• _EXERCICES À FAIRE_
A) Veuillez relever tous les verbes à l'infinitif de l'extrait sur l'expulsion, dans leur ordre d'apparition.
B) Poursuivez l'extrait sur l'expulsion après sa dernière phrase.

• _EXTRAIT FOURNI_

_ _ _

Il n'est pas contesté que Monsieur [L] [H] n'est pas entré par voie de fait dans le logement litigieux qu'il occupe manifestement depuis plusieurs années. Dès lors qu'aucune circonstance particulière de l'espèce ne justifiant que le délai de deux mois prévu par les dispositions des articles L. 412-1 et suivants du code des procédures civiles d'exécution soit réduit ou supprimé, il convient donc d'indiquer que passé le délai de deux mois suivant la signification du commandement d'avoir à libérer les lieux, il pourra être procédé à cette expulsion, avec le concours de la force publique.

Il n'apparaît pas non plus nécessaire d'assortir l'obligation de quitter les lieux d'une astreinte. En effet, la condamnation au paiement d'une indemnité mensuelle d'occupation (voir ci-après), de nature à réparer le préjudice subi par la propriétaire satisfait déjà l'objectif assigné à l'astreinte en cette matière par l'article L.421-2 du code des procédures civiles d'exécution.

_ _ _

• _DONNÉES ENREGISTRÉES_
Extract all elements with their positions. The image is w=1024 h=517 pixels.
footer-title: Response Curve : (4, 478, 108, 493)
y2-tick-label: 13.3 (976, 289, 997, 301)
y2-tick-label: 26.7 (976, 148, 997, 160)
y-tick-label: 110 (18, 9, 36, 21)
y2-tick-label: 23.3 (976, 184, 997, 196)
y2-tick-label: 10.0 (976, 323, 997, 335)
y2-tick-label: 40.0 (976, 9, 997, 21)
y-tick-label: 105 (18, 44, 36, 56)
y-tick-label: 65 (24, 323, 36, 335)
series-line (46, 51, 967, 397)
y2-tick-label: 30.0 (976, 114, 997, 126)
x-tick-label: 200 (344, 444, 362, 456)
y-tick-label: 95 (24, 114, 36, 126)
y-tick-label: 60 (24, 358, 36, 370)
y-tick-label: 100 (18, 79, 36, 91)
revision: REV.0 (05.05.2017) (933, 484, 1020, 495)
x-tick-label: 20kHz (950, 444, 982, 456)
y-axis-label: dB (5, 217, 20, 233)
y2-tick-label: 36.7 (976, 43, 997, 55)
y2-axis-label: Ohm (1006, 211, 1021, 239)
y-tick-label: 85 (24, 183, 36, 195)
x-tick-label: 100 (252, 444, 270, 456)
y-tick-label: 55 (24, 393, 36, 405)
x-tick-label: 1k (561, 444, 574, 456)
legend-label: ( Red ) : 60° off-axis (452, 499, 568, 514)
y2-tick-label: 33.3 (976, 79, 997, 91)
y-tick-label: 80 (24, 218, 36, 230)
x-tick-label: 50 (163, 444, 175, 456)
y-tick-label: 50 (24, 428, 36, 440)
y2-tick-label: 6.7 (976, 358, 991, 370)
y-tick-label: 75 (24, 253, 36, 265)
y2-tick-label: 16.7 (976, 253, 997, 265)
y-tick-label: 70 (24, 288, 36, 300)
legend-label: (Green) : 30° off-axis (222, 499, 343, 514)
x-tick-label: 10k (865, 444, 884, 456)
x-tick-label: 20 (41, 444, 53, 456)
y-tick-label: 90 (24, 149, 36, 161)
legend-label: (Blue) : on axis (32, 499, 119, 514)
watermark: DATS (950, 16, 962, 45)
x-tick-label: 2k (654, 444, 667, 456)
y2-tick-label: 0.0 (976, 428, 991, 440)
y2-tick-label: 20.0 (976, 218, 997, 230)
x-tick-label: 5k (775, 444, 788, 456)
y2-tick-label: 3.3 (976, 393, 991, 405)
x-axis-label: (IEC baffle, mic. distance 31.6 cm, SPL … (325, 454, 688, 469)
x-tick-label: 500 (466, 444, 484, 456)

_ _ _

• _CORRIGÉ_
A) indiquer, avoir, libérer, être, assortir, quitter, voir, réparer

B)
Il sera rappelé enfin que le sort du mobilier garnissant le logement est prévu par les articles L.433-1 et suivants du code des procédures civiles d'exécution dont l'application relève, en cas de difficulté -laquelle n'est à ce stade que purement hypothétique-, de la compétence du juge de l'exécution et non de la présente juridiction.

Sur la demande d'indemnité d'occupation

La mise à disposition du bien ayant été qualifiée de prêt, aucune indemnité d'occupation ne saurait être mise à la charge de l'emprunteur pour la durée du prêt. Toutefois, en ce que le prêt est désormais terminé, une indemnité d'occupation pourra être mise à la charge du défendeur à compter de ce jour.

En effet, le maintien dans des lieux malgré la déchéance du droit d'occupation constitue une faute civile de nature quasi délictuelle ouvrant droit à réparation en ce qu'elle cause un préjudice certain pour le propriétaire dont l'occupation indue de son bien l'a privé de sa jouissance. Au-delà de cet aspect indemnitaire, l'indemnité d'occupation, qui est également de nature compensatoire, constitue une dette de jouissance correspondant à la valeur équitable des locaux.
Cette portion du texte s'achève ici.